→ **SHORT PROBLEM**: Go through the records and extract every line with the word "ylabel".

(Figure record extracts)
↓

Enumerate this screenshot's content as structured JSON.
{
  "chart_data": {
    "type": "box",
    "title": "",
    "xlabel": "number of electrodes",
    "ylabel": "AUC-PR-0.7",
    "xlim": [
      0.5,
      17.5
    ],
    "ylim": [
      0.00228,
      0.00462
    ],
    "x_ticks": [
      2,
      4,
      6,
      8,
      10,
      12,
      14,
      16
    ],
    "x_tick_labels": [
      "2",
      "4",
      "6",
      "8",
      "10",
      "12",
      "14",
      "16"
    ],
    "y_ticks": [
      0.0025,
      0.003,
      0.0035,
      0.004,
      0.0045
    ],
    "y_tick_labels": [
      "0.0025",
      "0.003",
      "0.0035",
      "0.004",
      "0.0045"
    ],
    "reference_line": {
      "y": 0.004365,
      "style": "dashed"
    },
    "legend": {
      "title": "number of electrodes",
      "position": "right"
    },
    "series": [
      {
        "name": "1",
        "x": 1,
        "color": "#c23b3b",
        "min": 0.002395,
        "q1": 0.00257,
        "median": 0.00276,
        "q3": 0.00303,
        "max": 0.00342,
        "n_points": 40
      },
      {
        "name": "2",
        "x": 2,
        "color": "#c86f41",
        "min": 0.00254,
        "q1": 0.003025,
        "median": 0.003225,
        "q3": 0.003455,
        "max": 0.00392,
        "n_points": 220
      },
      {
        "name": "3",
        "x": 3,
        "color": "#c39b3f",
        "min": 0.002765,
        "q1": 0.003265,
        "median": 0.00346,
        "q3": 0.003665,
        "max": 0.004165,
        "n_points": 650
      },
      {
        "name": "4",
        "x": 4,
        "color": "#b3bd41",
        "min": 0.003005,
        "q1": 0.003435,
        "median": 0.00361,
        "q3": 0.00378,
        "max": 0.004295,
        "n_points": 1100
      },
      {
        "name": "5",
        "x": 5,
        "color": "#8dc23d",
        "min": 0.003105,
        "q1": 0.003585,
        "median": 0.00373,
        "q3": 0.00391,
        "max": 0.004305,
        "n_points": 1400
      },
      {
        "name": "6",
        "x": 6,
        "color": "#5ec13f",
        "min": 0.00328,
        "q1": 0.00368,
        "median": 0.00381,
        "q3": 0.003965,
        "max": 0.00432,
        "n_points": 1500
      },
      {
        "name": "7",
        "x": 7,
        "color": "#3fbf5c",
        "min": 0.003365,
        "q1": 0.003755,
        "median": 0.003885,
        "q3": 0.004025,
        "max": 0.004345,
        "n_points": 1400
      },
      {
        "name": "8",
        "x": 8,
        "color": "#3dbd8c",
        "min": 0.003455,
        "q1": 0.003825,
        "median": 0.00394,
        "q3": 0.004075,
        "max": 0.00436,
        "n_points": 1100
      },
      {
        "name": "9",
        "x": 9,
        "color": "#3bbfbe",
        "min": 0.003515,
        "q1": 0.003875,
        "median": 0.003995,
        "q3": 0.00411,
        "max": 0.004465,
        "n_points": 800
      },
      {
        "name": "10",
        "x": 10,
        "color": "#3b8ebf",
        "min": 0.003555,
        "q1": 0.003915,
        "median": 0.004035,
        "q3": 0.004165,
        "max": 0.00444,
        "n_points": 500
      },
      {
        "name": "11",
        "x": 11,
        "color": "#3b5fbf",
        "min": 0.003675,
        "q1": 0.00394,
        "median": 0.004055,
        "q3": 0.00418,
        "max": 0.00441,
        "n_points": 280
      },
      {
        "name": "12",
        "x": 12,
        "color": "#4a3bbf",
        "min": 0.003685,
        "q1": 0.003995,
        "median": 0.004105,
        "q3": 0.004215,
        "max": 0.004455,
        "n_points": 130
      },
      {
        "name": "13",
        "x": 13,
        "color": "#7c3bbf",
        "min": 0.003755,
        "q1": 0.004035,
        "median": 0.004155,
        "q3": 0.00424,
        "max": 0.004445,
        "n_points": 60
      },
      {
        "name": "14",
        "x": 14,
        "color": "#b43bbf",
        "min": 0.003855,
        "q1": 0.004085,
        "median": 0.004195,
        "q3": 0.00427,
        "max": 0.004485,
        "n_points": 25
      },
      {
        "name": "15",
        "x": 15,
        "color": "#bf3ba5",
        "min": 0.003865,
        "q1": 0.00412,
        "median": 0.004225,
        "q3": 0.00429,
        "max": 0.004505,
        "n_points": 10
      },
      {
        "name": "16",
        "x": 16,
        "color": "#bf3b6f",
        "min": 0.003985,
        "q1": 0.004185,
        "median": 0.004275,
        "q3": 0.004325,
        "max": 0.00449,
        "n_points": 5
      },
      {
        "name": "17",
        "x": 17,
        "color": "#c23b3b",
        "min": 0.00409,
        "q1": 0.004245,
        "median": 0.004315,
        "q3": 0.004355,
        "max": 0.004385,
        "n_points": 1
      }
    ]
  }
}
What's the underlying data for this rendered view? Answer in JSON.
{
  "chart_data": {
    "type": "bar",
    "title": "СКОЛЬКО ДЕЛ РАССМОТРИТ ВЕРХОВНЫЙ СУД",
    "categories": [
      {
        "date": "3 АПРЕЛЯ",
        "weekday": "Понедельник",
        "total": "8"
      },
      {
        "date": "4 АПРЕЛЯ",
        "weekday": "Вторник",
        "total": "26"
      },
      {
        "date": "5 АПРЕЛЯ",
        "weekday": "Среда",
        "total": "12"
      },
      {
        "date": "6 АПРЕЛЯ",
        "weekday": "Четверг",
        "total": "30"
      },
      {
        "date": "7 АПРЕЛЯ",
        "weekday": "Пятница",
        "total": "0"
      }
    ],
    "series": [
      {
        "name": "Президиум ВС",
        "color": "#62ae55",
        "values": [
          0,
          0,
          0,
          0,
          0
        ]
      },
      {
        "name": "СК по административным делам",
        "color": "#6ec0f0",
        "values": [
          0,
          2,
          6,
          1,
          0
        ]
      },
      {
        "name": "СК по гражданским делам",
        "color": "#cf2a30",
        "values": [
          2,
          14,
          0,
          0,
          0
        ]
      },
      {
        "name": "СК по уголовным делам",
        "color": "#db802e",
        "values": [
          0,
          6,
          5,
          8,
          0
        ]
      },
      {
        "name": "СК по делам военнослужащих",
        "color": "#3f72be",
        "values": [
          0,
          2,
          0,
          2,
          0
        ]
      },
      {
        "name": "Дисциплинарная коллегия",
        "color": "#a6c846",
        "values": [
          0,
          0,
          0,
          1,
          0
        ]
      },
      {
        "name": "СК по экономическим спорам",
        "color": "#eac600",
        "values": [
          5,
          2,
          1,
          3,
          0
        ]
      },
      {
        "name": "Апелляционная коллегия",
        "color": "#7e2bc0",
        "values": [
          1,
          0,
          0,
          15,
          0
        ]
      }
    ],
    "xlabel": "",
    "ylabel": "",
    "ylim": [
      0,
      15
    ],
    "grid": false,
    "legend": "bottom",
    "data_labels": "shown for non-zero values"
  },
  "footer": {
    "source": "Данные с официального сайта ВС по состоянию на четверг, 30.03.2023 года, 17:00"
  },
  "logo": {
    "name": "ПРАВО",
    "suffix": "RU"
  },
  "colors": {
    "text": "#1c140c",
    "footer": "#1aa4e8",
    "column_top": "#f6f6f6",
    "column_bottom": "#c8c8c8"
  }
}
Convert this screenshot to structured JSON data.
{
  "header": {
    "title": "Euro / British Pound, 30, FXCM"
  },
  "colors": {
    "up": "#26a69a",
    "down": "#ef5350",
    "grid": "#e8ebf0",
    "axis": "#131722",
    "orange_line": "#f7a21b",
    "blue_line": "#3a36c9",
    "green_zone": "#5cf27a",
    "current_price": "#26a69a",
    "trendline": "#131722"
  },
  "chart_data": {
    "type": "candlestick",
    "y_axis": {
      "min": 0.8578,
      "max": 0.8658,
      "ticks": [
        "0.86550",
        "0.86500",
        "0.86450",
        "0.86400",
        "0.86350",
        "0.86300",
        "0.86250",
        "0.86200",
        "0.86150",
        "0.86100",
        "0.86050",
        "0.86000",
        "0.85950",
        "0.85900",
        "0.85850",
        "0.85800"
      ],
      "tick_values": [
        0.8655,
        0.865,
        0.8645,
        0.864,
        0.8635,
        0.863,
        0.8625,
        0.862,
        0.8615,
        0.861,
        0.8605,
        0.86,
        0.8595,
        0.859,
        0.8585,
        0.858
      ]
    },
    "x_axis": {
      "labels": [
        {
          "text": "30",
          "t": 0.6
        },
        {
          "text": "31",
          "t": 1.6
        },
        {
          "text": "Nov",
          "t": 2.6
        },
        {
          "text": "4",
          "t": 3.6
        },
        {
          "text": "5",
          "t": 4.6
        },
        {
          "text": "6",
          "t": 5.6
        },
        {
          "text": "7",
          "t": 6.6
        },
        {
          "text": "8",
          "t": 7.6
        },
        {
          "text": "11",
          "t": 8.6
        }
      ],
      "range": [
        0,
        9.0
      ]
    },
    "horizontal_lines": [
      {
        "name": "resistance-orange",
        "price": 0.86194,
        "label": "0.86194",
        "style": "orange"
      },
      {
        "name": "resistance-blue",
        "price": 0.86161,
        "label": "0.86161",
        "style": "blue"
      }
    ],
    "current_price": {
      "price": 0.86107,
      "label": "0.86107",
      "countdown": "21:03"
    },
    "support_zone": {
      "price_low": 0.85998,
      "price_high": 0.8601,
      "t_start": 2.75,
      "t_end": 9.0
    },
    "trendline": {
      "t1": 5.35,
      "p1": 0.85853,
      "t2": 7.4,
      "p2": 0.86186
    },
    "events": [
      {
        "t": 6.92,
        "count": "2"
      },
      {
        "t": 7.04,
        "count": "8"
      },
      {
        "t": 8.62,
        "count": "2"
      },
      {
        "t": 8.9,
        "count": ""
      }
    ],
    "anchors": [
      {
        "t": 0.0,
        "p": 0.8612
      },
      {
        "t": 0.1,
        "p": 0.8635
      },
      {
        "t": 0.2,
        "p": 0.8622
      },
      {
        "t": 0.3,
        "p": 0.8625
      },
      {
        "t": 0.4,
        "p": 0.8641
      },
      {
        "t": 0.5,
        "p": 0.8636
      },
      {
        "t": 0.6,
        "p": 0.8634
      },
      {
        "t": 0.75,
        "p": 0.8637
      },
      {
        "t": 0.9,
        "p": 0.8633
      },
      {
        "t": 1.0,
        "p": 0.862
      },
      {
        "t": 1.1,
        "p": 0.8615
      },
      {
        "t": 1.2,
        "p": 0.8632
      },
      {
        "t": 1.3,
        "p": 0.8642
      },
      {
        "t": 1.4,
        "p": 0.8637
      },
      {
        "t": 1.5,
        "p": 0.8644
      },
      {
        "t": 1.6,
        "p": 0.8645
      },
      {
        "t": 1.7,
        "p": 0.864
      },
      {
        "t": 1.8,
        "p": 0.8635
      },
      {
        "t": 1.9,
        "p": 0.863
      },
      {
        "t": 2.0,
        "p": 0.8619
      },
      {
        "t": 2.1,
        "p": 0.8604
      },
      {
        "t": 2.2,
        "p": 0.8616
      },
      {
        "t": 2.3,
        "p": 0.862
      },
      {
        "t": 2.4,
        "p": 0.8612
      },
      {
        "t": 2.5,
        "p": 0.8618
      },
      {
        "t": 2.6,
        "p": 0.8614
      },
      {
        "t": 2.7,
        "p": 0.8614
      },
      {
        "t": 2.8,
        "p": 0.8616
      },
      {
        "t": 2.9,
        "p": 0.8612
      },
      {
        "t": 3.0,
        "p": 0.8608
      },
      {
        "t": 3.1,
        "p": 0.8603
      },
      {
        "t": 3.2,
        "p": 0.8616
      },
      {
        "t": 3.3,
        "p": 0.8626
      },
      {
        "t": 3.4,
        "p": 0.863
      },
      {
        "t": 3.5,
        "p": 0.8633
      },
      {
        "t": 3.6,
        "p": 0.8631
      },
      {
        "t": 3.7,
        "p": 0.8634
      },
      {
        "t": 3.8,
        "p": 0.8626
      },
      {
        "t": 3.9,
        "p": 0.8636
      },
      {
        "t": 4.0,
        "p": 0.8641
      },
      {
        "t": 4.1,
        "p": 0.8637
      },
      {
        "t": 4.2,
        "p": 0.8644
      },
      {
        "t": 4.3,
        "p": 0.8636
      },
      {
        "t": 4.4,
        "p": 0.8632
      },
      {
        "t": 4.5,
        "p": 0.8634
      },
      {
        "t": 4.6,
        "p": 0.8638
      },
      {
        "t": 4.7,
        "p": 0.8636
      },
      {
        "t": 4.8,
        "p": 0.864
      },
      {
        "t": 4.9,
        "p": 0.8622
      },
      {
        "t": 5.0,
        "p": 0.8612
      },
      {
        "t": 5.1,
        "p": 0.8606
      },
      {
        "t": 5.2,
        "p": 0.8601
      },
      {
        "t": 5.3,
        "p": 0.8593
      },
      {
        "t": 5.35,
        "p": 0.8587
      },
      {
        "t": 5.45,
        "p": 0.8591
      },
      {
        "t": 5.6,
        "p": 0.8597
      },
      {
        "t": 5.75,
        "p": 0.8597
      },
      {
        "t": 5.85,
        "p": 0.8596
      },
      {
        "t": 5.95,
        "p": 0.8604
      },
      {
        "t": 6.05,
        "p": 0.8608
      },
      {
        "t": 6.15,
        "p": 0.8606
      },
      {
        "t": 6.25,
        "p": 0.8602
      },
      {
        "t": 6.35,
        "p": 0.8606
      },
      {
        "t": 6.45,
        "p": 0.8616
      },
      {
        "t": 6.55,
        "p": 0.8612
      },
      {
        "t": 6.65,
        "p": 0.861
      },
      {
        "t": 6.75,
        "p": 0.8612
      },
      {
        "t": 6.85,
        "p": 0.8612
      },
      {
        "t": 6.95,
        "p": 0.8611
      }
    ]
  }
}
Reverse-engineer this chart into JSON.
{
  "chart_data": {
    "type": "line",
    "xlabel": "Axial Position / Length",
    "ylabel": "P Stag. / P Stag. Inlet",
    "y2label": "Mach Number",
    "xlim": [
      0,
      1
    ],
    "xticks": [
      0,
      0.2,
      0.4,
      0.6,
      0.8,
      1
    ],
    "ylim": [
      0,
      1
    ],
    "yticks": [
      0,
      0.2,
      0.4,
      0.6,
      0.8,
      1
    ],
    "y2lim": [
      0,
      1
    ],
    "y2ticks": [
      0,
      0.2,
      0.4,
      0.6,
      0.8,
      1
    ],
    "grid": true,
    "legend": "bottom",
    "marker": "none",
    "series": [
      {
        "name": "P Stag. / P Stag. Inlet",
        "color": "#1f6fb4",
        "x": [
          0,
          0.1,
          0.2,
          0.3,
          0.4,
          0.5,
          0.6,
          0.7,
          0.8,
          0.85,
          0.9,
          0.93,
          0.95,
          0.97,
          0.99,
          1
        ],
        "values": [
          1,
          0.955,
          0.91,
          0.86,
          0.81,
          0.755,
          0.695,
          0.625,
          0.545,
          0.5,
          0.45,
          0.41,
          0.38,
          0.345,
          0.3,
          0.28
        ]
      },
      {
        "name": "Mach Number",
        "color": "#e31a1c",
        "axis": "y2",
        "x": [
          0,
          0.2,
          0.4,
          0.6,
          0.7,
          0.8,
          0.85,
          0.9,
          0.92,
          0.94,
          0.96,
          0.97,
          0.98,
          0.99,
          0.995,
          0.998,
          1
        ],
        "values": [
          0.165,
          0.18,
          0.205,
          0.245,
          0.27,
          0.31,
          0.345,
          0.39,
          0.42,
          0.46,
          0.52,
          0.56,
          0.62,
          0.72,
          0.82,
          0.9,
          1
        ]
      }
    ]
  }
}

↑

→ **RESPONSE TO THE TASK**:
    "ylabel": "AUC-PR-0.7",
    "ylabel": "",
    "ylabel": "P Stag. / P Stag. Inlet",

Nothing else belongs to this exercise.